Retype the material word for word.

_ _ _ _ _

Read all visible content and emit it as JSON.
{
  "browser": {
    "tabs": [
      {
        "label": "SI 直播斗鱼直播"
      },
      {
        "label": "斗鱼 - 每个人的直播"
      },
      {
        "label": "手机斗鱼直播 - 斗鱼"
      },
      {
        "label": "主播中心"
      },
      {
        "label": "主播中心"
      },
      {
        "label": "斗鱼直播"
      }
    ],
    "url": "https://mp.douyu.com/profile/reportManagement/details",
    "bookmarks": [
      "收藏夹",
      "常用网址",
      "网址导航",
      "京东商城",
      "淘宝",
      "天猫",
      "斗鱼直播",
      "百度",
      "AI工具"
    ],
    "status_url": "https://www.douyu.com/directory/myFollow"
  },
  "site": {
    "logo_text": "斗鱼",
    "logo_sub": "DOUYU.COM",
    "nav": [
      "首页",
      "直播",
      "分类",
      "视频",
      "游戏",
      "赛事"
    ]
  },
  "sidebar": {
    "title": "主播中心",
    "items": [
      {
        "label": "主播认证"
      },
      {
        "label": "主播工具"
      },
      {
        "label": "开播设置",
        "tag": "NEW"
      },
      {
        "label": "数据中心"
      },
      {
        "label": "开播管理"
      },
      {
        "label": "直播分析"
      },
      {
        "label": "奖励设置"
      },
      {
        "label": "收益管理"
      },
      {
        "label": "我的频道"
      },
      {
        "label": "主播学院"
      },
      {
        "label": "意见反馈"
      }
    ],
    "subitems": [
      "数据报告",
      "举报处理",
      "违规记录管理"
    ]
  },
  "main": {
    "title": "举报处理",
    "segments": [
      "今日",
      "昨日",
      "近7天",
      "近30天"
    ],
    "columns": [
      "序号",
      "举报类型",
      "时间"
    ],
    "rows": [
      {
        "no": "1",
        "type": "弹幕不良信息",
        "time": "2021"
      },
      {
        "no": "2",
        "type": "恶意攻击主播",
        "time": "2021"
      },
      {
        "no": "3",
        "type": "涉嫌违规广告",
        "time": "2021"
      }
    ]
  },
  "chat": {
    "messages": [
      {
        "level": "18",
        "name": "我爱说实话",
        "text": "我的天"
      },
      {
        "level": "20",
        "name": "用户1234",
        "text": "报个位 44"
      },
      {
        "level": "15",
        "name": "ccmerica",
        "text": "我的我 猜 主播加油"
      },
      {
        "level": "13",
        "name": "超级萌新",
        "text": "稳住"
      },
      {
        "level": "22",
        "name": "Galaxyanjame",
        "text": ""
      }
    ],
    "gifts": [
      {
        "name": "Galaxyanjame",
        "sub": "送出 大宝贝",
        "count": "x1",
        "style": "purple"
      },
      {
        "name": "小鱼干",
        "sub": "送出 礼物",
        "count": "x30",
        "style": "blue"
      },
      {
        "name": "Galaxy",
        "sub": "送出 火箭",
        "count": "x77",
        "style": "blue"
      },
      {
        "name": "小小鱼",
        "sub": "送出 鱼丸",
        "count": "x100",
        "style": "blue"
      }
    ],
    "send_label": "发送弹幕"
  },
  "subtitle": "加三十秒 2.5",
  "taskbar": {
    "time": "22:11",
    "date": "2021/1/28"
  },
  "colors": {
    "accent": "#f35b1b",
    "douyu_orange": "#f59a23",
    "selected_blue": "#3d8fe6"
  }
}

_ _ _ _ _

◆ FULL SOLUTION:
Read all visible content and emit it as JSON.
{
  "browser": {
    "tabs": [
      {
        "label": "SI 直播斗鱼直播"
      },
      {
        "label": "斗鱼 - 每个人的直播"
      },
      {
        "label": "手机斗鱼直播 - 斗鱼"
      },
      {
        "label": "主播中心"
      },
      {
        "label": "主播中心"
      },
      {
        "label": "斗鱼直播"
      }
    ],
    "url": "https://mp.douyu.com/profile/reportManagement/details",
    "bookmarks": [
      "收藏夹",
      "常用网址",
      "网址导航",
      "京东商城",
      "淘宝",
      "天猫",
      "斗鱼直播",
      "百度",
      "AI工具"
    ],
    "status_url": "https://www.douyu.com/directory/myFollow"
  },
  "site": {
    "logo_text": "斗鱼",
    "logo_sub": "DOUYU.COM",
    "nav": [
      "首页",
      "直播",
      "分类",
      "视频",
      "游戏",
      "赛事"
    ]
  },
  "sidebar": {
    "title": "主播中心",
    "items": [
      {
        "label": "主播认证"
      },
      {
        "label": "主播工具"
      },
      {
        "label": "开播设置",
        "tag": "NEW"
      },
      {
        "label": "数据中心"
      },
      {
        "label": "开播管理"
      },
      {
        "label": "直播分析"
      },
      {
        "label": "奖励设置"
      },
      {
        "label": "收益管理"
      },
      {
        "label": "我的频道"
      },
      {
        "label": "主播学院"
      },
      {
        "label": "意见反馈"
      }
    ],
    "subitems": [
      "数据报告",
      "举报处理",
      "违规记录管理"
    ]
  },
  "main": {
    "title": "举报处理",
    "segments": [
      "今日",
      "昨日",
      "近7天",
      "近30天"
    ],
    "columns": [
      "序号",
      "举报类型",
      "时间"
    ],
    "rows": [
      {
        "no": "1",
        "type": "弹幕不良信息",
        "time": "2021"
      },
      {
        "no": "2",
        "type": "恶意攻击主播",
        "time": "2021"
      },
      {
        "no": "3",
        "type": "涉嫌违规广告",
        "time": "2021"
      }
    ]
  },
  "chat": {
    "messages": [
      {
        "level": "18",
        "name": "我爱说实话",
        "text": "我的天"
      },
      {
        "level": "20",
        "name": "用户1234",
        "text": "报个位 44"
      },
      {
        "level": "15",
        "name": "ccmerica",
        "text": "我的我 猜 主播加油"
      },
      {
        "level": "13",
        "name": "超级萌新",
        "text": "稳住"
      },
      {
        "level": "22",
        "name": "Galaxyanjame",
        "text": ""
      }
    ],
    "gifts": [
      {
        "name": "Galaxyanjame",
        "sub": "送出 大宝贝",
        "count": "x1",
        "style": "purple"
      },
      {
        "name": "小鱼干",
        "sub": "送出 礼物",
        "count": "x30",
        "style": "blue"
      },
      {
        "name": "Galaxy",
        "sub": "送出 火箭",
        "count": "x77",
        "style": "blue"
      },
      {
        "name": "小小鱼",
        "sub": "送出 鱼丸",
        "count": "x100",
        "style": "blue"
      }
    ],
    "send_label": "发送弹幕"
  },
  "subtitle": "加三十秒 2.5",
  "taskbar": {
    "time": "22:11",
    "date": "2021/1/28"
  },
  "colors": {
    "accent": "#f35b1b",
    "douyu_orange": "#f59a23",
    "selected_blue": "#3d8fe6"
  }
}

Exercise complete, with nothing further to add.